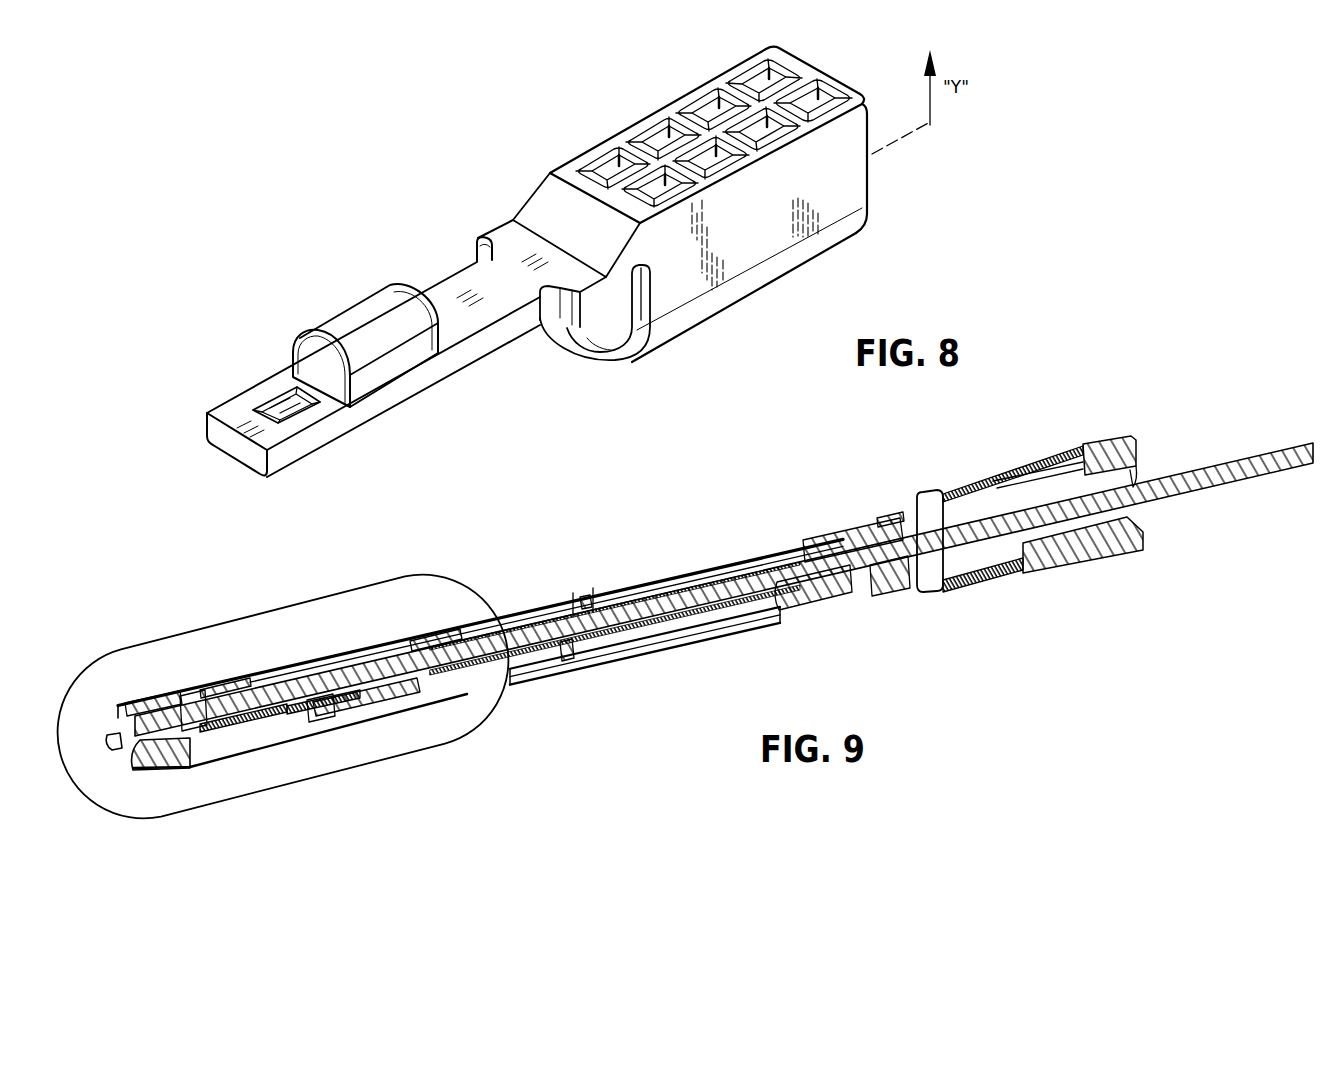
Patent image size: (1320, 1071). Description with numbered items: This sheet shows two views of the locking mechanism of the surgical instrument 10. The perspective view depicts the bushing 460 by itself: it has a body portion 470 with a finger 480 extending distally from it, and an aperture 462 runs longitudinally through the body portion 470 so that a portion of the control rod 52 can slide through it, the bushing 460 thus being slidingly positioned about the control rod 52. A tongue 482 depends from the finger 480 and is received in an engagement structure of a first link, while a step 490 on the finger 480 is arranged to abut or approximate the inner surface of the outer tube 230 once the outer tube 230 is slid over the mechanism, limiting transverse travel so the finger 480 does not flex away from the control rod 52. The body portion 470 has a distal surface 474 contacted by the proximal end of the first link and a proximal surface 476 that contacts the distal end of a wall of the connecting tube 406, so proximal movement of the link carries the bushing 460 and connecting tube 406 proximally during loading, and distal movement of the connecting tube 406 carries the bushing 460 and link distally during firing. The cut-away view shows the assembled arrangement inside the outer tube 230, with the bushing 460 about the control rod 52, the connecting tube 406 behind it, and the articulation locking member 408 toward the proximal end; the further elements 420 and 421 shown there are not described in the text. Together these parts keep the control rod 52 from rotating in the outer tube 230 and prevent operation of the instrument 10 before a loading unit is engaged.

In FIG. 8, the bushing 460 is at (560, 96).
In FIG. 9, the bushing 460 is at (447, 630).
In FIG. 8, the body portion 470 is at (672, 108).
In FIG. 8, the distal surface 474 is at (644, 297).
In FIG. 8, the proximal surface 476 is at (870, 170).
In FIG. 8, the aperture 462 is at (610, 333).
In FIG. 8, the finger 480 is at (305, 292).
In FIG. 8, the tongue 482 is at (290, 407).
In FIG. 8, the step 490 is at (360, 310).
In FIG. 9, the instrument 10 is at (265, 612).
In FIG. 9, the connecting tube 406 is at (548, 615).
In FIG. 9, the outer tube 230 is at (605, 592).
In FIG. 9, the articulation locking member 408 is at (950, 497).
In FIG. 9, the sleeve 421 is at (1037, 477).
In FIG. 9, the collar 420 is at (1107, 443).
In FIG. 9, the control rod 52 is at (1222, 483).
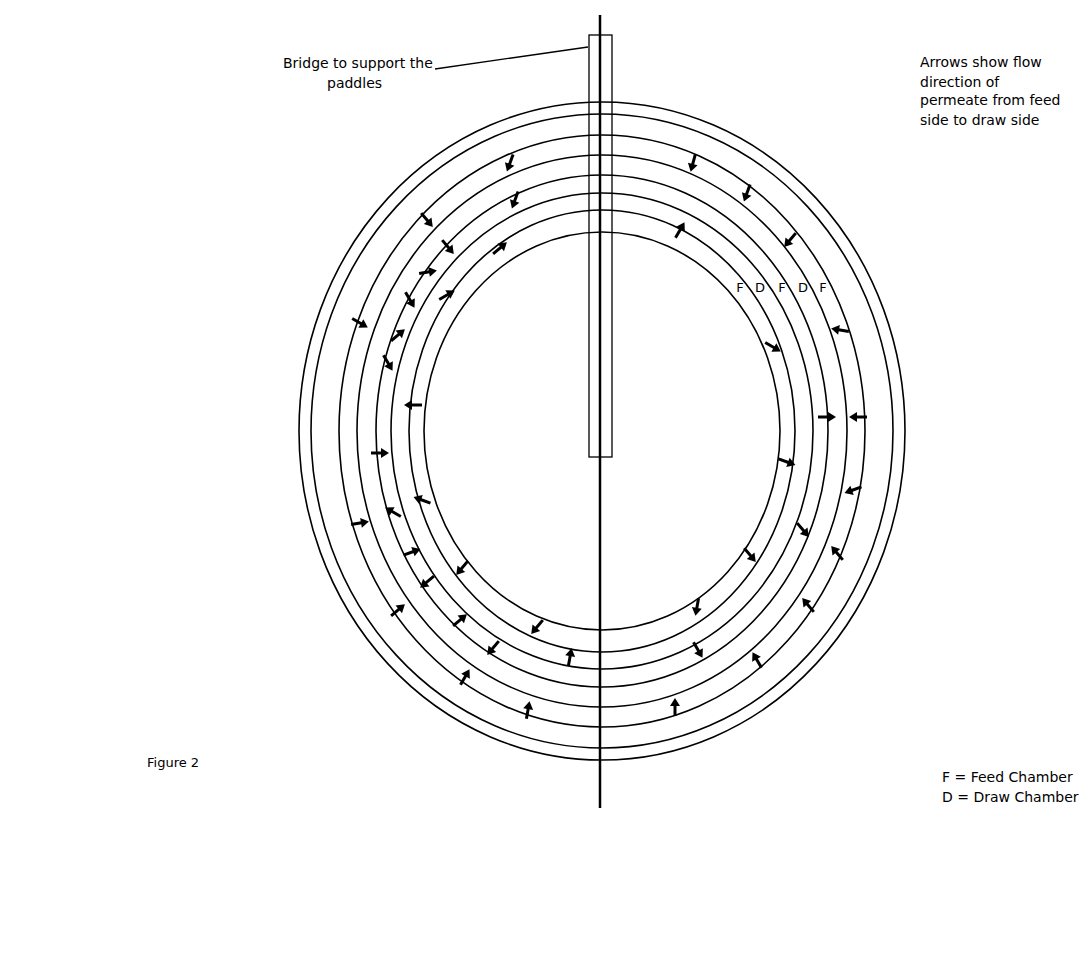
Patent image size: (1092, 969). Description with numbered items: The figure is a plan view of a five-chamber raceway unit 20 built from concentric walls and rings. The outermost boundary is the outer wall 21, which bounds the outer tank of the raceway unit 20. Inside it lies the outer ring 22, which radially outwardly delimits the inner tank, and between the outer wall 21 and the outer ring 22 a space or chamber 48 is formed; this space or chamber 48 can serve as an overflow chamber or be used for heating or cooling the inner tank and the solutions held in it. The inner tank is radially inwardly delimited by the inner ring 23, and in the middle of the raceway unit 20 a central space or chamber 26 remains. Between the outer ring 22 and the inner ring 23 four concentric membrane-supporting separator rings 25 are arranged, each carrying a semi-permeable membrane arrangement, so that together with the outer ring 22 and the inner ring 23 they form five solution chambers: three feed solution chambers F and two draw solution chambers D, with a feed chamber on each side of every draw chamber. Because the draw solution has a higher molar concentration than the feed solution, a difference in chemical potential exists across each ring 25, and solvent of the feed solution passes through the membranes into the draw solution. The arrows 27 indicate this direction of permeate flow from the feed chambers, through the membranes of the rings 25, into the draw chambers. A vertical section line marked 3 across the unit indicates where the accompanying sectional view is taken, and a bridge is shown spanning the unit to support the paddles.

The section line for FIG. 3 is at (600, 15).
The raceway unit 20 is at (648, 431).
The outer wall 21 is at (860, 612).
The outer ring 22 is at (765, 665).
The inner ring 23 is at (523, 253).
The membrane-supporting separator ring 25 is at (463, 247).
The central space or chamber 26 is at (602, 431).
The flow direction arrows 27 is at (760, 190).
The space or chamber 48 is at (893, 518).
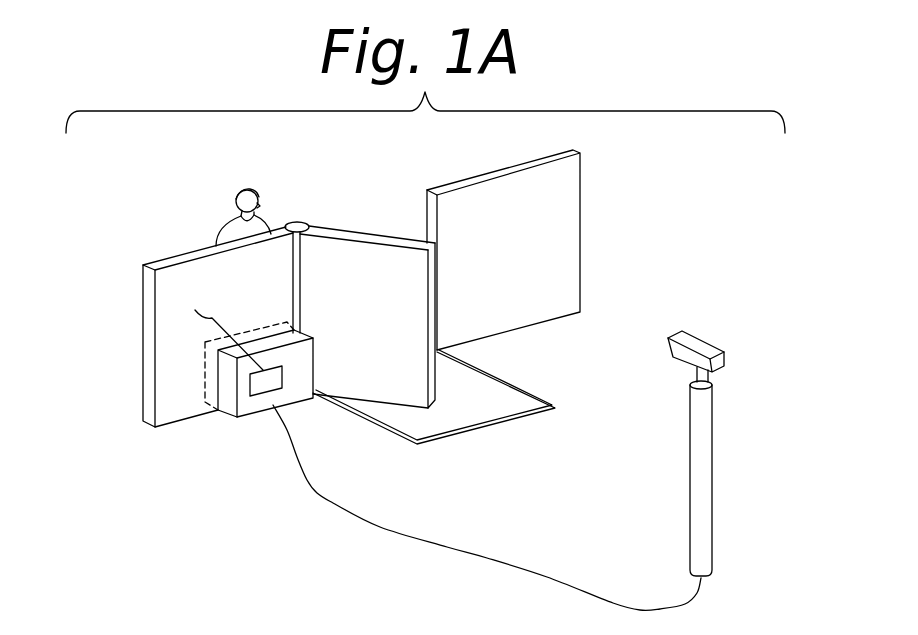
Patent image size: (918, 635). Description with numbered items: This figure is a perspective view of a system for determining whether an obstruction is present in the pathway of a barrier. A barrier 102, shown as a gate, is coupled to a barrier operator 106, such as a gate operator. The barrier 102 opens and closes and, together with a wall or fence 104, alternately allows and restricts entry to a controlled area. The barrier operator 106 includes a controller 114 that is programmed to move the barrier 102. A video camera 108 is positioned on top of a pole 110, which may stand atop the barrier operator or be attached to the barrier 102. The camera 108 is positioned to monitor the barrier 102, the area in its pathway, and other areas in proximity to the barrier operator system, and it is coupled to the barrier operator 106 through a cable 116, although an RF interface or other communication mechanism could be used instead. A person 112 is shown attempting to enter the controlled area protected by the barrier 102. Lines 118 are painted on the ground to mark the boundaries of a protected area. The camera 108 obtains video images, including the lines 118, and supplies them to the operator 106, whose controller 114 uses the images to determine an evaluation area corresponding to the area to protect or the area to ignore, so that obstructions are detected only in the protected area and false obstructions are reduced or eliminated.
_ _ _ _ _ _ _
[GIVEN REQUEST]: Rewrite the lines from the line with "Patent image size: (1092, 969)." up to and including the line with "The outer ring 22 is at (765, 665).", replacing "plan view" with "top view" and leaving everything else unchanged.

[FINAL ANSWER]:
Patent image size: (1092, 969). Description with numbered items: The figure is a top view of a five-chamber raceway unit 20 built from concentric walls and rings. The outermost boundary is the outer wall 21, which bounds the outer tank of the raceway unit 20. Inside it lies the outer ring 22, which radially outwardly delimits the inner tank, and between the outer wall 21 and the outer ring 22 a space or chamber 48 is formed; this space or chamber 48 can serve as an overflow chamber or be used for heating or cooling the inner tank and the solutions held in it. The inner tank is radially inwardly delimited by the inner ring 23, and in the middle of the raceway unit 20 a central space or chamber 26 remains. Between the outer ring 22 and the inner ring 23 four concentric membrane-supporting separator rings 25 are arranged, each carrying a semi-permeable membrane arrangement, so that together with the outer ring 22 and the inner ring 23 they form five solution chambers: three feed solution chambers F and two draw solution chambers D, with a feed chamber on each side of every draw chamber. Because the draw solution has a higher molar concentration than the feed solution, a difference in chemical potential exists across each ring 25, and solvent of the feed solution passes through the membranes into the draw solution. The arrows 27 indicate this direction of permeate flow from the feed chambers, through the membranes of the rings 25, into the draw chambers. A vertical section line marked 3 across the unit indicates where the accompanying sectional view is taken, and a bridge is shown spanning the unit to support the paddles.

The section line for FIG. 3 is at (600, 15).
The raceway unit 20 is at (648, 431).
The outer wall 21 is at (860, 612).
The outer ring 22 is at (765, 665).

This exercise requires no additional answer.